> **Problem to solve**:
Reproduce all entries precisely as they are written.

> **Data provided**:
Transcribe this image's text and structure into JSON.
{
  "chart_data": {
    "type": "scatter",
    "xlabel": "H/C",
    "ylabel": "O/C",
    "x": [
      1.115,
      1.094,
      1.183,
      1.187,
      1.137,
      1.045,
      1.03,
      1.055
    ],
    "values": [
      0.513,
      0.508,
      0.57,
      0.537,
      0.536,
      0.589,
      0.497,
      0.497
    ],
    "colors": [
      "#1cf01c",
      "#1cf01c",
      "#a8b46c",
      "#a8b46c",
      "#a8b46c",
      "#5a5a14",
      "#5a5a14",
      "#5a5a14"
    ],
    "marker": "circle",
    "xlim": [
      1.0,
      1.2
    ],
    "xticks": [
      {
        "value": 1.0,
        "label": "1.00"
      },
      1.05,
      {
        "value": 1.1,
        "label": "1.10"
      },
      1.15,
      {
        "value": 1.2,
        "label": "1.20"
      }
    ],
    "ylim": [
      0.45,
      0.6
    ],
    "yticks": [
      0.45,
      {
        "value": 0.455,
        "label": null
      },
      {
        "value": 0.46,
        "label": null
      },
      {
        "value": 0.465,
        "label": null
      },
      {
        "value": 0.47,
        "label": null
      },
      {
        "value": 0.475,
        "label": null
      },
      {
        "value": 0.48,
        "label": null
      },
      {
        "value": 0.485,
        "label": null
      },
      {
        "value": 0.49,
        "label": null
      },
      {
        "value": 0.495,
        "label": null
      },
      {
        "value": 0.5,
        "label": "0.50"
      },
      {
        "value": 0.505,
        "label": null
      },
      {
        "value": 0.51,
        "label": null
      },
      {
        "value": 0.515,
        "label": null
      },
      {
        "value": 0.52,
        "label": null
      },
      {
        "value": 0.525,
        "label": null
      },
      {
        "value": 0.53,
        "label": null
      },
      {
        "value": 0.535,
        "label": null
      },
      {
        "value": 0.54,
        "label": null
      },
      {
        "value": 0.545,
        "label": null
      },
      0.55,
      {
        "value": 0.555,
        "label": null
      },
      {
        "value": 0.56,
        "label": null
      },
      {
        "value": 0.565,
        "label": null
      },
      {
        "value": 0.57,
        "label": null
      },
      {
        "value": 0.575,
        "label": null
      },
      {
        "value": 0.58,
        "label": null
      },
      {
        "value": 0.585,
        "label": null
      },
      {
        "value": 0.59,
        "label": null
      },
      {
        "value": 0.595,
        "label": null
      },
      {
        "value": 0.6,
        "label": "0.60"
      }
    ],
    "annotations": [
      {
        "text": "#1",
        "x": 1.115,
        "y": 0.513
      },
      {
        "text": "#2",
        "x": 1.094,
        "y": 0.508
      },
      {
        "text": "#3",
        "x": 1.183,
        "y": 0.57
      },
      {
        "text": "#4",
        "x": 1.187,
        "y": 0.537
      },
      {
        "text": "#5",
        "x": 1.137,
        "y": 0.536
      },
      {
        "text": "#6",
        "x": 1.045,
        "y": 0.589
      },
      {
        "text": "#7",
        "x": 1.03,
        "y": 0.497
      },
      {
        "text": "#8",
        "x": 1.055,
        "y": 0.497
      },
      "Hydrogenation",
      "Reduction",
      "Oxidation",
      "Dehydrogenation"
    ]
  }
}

> **Result of the exercise**:
Transcribe this image's text and structure into JSON.
{
  "chart_data": {
    "type": "scatter",
    "xlabel": "H/C",
    "ylabel": "O/C",
    "x": [
      1.115,
      1.094,
      1.183,
      1.187,
      1.137,
      1.045,
      1.03,
      1.055
    ],
    "values": [
      0.513,
      0.508,
      0.57,
      0.537,
      0.536,
      0.589,
      0.497,
      0.497
    ],
    "colors": [
      "#1cf01c",
      "#1cf01c",
      "#a8b46c",
      "#a8b46c",
      "#a8b46c",
      "#5a5a14",
      "#5a5a14",
      "#5a5a14"
    ],
    "marker": "circle",
    "xlim": [
      1.0,
      1.2
    ],
    "xticks": [
      {
        "value": 1.0,
        "label": "1.00"
      },
      1.05,
      {
        "value": 1.1,
        "label": "1.10"
      },
      1.15,
      {
        "value": 1.2,
        "label": "1.20"
      }
    ],
    "ylim": [
      0.45,
      0.6
    ],
    "yticks": [
      0.45,
      {
        "value": 0.455,
        "label": null
      },
      {
        "value": 0.46,
        "label": null
      },
      {
        "value": 0.465,
        "label": null
      },
      {
        "value": 0.47,
        "label": null
      },
      {
        "value": 0.475,
        "label": null
      },
      {
        "value": 0.48,
        "label": null
      },
      {
        "value": 0.485,
        "label": null
      },
      {
        "value": 0.49,
        "label": null
      },
      {
        "value": 0.495,
        "label": null
      },
      {
        "value": 0.5,
        "label": "0.50"
      },
      {
        "value": 0.505,
        "label": null
      },
      {
        "value": 0.51,
        "label": null
      },
      {
        "value": 0.515,
        "label": null
      },
      {
        "value": 0.52,
        "label": null
      },
      {
        "value": 0.525,
        "label": null
      },
      {
        "value": 0.53,
        "label": null
      },
      {
        "value": 0.535,
        "label": null
      },
      {
        "value": 0.54,
        "label": null
      },
      {
        "value": 0.545,
        "label": null
      },
      0.55,
      {
        "value": 0.555,
        "label": null
      },
      {
        "value": 0.56,
        "label": null
      },
      {
        "value": 0.565,
        "label": null
      },
      {
        "value": 0.57,
        "label": null
      },
      {
        "value": 0.575,
        "label": null
      },
      {
        "value": 0.58,
        "label": null
      },
      {
        "value": 0.585,
        "label": null
      },
      {
        "value": 0.59,
        "label": null
      },
      {
        "value": 0.595,
        "label": null
      },
      {
        "value": 0.6,
        "label": "0.60"
      }
    ],
    "annotations": [
      {
        "text": "#1",
        "x": 1.115,
        "y": 0.513
      },
      {
        "text": "#2",
        "x": 1.094,
        "y": 0.508
      },
      {
        "text": "#3",
        "x": 1.183,
        "y": 0.57
      },
      {
        "text": "#4",
        "x": 1.187,
        "y": 0.537
      },
      {
        "text": "#5",
        "x": 1.137,
        "y": 0.536
      },
      {
        "text": "#6",
        "x": 1.045,
        "y": 0.589
      },
      {
        "text": "#7",
        "x": 1.03,
        "y": 0.497
      },
      {
        "text": "#8",
        "x": 1.055,
        "y": 0.497
      },
      "Hydrogenation",
      "Reduction",
      "Oxidation",
      "Dehydrogenation"
    ]
  }
}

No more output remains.